§ Task goal
Images must not appear in your copy; reproduce every other part of the records exactly.

<<<<

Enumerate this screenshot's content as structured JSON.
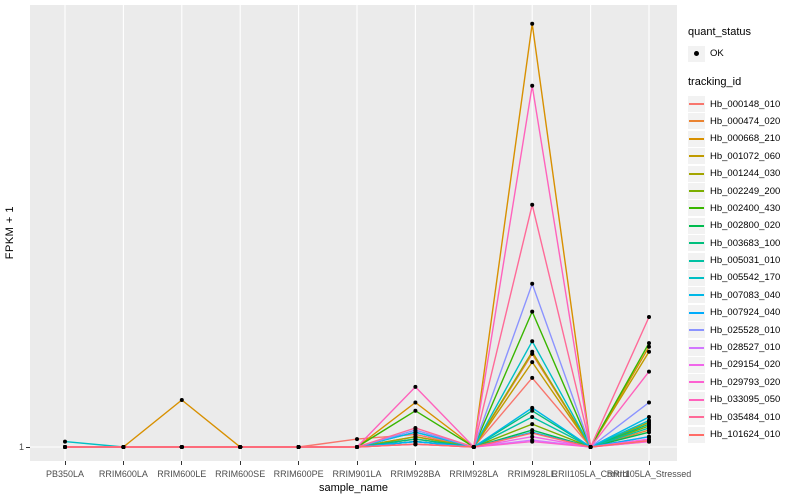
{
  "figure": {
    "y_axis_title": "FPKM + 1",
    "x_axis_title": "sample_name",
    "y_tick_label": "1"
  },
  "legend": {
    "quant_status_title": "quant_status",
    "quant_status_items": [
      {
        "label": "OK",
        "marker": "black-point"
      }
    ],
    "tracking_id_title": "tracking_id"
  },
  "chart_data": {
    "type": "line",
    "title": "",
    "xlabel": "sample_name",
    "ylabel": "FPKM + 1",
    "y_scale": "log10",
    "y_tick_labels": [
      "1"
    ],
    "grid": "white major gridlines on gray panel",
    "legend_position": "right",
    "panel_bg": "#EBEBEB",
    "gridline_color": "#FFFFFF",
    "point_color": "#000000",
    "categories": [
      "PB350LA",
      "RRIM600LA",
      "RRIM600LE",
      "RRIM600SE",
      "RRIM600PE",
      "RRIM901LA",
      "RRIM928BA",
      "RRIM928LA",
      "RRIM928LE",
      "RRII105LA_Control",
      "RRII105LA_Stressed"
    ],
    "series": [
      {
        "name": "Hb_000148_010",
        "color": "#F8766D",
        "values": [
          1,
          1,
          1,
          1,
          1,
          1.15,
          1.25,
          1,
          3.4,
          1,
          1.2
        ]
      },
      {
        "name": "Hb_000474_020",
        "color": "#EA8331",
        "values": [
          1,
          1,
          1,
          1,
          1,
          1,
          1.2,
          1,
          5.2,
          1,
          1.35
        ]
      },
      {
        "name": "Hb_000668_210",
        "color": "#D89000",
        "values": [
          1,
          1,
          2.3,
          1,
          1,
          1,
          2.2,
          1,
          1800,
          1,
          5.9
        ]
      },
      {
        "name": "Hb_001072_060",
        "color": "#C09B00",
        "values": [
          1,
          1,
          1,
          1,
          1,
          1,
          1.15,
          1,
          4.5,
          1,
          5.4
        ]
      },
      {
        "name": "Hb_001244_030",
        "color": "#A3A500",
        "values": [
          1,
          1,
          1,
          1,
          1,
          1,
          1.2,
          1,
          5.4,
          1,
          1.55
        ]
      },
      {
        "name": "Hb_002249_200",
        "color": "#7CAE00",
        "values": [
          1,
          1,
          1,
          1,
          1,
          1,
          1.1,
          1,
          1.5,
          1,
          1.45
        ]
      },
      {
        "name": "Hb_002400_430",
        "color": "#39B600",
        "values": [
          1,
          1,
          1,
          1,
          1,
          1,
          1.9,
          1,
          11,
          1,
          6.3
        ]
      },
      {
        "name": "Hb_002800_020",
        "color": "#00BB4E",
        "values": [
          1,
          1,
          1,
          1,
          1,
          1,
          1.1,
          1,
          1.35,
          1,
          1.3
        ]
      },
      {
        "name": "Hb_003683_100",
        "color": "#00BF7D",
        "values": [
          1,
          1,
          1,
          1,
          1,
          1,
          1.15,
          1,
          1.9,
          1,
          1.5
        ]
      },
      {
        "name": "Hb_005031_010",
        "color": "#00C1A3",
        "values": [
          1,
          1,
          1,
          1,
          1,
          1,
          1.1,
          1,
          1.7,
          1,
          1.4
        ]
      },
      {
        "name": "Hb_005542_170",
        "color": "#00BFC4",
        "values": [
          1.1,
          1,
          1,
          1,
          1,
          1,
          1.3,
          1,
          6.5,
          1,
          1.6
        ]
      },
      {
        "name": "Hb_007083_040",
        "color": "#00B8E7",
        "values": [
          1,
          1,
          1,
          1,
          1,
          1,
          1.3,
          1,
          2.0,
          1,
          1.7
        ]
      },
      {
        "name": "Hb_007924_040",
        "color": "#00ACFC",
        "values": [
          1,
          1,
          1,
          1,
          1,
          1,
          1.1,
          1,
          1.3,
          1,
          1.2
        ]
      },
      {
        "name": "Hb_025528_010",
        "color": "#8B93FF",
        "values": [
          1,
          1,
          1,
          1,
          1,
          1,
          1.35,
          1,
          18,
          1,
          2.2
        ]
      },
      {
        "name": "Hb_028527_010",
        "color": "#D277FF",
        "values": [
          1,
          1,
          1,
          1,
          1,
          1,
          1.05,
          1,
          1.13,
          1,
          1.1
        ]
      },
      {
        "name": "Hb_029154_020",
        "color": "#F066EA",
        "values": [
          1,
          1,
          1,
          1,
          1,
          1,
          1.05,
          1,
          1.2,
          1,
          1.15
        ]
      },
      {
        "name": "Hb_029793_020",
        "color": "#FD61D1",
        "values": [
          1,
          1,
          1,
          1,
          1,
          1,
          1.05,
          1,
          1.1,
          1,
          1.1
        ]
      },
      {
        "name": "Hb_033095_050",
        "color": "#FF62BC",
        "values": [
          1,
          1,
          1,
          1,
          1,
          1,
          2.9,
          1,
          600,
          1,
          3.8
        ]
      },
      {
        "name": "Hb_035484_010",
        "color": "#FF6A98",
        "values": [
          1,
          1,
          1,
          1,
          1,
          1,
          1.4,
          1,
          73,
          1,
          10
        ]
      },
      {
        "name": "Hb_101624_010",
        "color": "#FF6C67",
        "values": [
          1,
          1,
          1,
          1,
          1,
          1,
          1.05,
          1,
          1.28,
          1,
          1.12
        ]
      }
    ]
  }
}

>>>>

§ Reply to the task
Enumerate this screenshot's content as structured JSON.
{
  "figure": {
    "y_axis_title": "FPKM + 1",
    "x_axis_title": "sample_name",
    "y_tick_label": "1"
  },
  "legend": {
    "quant_status_title": "quant_status",
    "quant_status_items": [
      {
        "label": "OK",
        "marker": "black-point"
      }
    ],
    "tracking_id_title": "tracking_id"
  },
  "chart_data": {
    "type": "line",
    "title": "",
    "xlabel": "sample_name",
    "ylabel": "FPKM + 1",
    "y_scale": "log10",
    "y_tick_labels": [
      "1"
    ],
    "grid": "white major gridlines on gray panel",
    "legend_position": "right",
    "panel_bg": "#EBEBEB",
    "gridline_color": "#FFFFFF",
    "point_color": "#000000",
    "categories": [
      "PB350LA",
      "RRIM600LA",
      "RRIM600LE",
      "RRIM600SE",
      "RRIM600PE",
      "RRIM901LA",
      "RRIM928BA",
      "RRIM928LA",
      "RRIM928LE",
      "RRII105LA_Control",
      "RRII105LA_Stressed"
    ],
    "series": [
      {
        "name": "Hb_000148_010",
        "color": "#F8766D",
        "values": [
          1,
          1,
          1,
          1,
          1,
          1.15,
          1.25,
          1,
          3.4,
          1,
          1.2
        ]
      },
      {
        "name": "Hb_000474_020",
        "color": "#EA8331",
        "values": [
          1,
          1,
          1,
          1,
          1,
          1,
          1.2,
          1,
          5.2,
          1,
          1.35
        ]
      },
      {
        "name": "Hb_000668_210",
        "color": "#D89000",
        "values": [
          1,
          1,
          2.3,
          1,
          1,
          1,
          2.2,
          1,
          1800,
          1,
          5.9
        ]
      },
      {
        "name": "Hb_001072_060",
        "color": "#C09B00",
        "values": [
          1,
          1,
          1,
          1,
          1,
          1,
          1.15,
          1,
          4.5,
          1,
          5.4
        ]
      },
      {
        "name": "Hb_001244_030",
        "color": "#A3A500",
        "values": [
          1,
          1,
          1,
          1,
          1,
          1,
          1.2,
          1,
          5.4,
          1,
          1.55
        ]
      },
      {
        "name": "Hb_002249_200",
        "color": "#7CAE00",
        "values": [
          1,
          1,
          1,
          1,
          1,
          1,
          1.1,
          1,
          1.5,
          1,
          1.45
        ]
      },
      {
        "name": "Hb_002400_430",
        "color": "#39B600",
        "values": [
          1,
          1,
          1,
          1,
          1,
          1,
          1.9,
          1,
          11,
          1,
          6.3
        ]
      },
      {
        "name": "Hb_002800_020",
        "color": "#00BB4E",
        "values": [
          1,
          1,
          1,
          1,
          1,
          1,
          1.1,
          1,
          1.35,
          1,
          1.3
        ]
      },
      {
        "name": "Hb_003683_100",
        "color": "#00BF7D",
        "values": [
          1,
          1,
          1,
          1,
          1,
          1,
          1.15,
          1,
          1.9,
          1,
          1.5
        ]
      },
      {
        "name": "Hb_005031_010",
        "color": "#00C1A3",
        "values": [
          1,
          1,
          1,
          1,
          1,
          1,
          1.1,
          1,
          1.7,
          1,
          1.4
        ]
      },
      {
        "name": "Hb_005542_170",
        "color": "#00BFC4",
        "values": [
          1.1,
          1,
          1,
          1,
          1,
          1,
          1.3,
          1,
          6.5,
          1,
          1.6
        ]
      },
      {
        "name": "Hb_007083_040",
        "color": "#00B8E7",
        "values": [
          1,
          1,
          1,
          1,
          1,
          1,
          1.3,
          1,
          2.0,
          1,
          1.7
        ]
      },
      {
        "name": "Hb_007924_040",
        "color": "#00ACFC",
        "values": [
          1,
          1,
          1,
          1,
          1,
          1,
          1.1,
          1,
          1.3,
          1,
          1.2
        ]
      },
      {
        "name": "Hb_025528_010",
        "color": "#8B93FF",
        "values": [
          1,
          1,
          1,
          1,
          1,
          1,
          1.35,
          1,
          18,
          1,
          2.2
        ]
      },
      {
        "name": "Hb_028527_010",
        "color": "#D277FF",
        "values": [
          1,
          1,
          1,
          1,
          1,
          1,
          1.05,
          1,
          1.13,
          1,
          1.1
        ]
      },
      {
        "name": "Hb_029154_020",
        "color": "#F066EA",
        "values": [
          1,
          1,
          1,
          1,
          1,
          1,
          1.05,
          1,
          1.2,
          1,
          1.15
        ]
      },
      {
        "name": "Hb_029793_020",
        "color": "#FD61D1",
        "values": [
          1,
          1,
          1,
          1,
          1,
          1,
          1.05,
          1,
          1.1,
          1,
          1.1
        ]
      },
      {
        "name": "Hb_033095_050",
        "color": "#FF62BC",
        "values": [
          1,
          1,
          1,
          1,
          1,
          1,
          2.9,
          1,
          600,
          1,
          3.8
        ]
      },
      {
        "name": "Hb_035484_010",
        "color": "#FF6A98",
        "values": [
          1,
          1,
          1,
          1,
          1,
          1,
          1.4,
          1,
          73,
          1,
          10
        ]
      },
      {
        "name": "Hb_101624_010",
        "color": "#FF6C67",
        "values": [
          1,
          1,
          1,
          1,
          1,
          1,
          1.05,
          1,
          1.28,
          1,
          1.12
        ]
      }
    ]
  }
}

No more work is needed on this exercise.